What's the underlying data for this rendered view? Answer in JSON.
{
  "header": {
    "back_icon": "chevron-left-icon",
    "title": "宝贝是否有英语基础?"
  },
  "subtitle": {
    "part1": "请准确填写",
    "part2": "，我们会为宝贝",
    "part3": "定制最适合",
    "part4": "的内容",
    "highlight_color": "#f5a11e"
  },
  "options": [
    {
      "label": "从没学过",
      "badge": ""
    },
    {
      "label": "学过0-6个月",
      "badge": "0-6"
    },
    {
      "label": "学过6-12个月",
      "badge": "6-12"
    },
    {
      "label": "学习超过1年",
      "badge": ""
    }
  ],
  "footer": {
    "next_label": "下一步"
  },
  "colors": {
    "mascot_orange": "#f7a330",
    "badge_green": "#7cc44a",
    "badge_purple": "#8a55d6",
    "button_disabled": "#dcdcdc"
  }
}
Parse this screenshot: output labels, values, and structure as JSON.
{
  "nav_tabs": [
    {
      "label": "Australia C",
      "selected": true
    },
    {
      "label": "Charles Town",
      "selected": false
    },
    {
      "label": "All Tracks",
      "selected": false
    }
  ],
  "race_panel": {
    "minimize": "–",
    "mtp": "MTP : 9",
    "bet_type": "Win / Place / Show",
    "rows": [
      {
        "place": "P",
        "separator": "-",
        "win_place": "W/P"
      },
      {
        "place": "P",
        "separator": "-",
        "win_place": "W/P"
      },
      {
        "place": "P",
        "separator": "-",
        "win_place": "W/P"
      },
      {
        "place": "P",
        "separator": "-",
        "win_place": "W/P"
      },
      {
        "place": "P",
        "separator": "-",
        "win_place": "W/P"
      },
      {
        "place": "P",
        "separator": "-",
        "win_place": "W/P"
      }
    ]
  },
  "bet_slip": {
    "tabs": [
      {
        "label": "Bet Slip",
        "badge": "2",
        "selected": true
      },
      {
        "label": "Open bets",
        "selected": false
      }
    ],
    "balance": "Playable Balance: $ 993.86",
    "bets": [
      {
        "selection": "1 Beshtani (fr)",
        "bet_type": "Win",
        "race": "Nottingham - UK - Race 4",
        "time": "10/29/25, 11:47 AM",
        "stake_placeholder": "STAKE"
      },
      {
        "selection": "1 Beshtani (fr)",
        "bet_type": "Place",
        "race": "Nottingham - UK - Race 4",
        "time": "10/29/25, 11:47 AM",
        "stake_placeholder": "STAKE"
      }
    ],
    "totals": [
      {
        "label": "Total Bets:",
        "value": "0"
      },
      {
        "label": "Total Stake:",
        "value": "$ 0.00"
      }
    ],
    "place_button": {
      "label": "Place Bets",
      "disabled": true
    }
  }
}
------------------------------
State the count of lines with the word "selected" in them, and write nothing else.

## ANSWER TO THE PROBLEM
5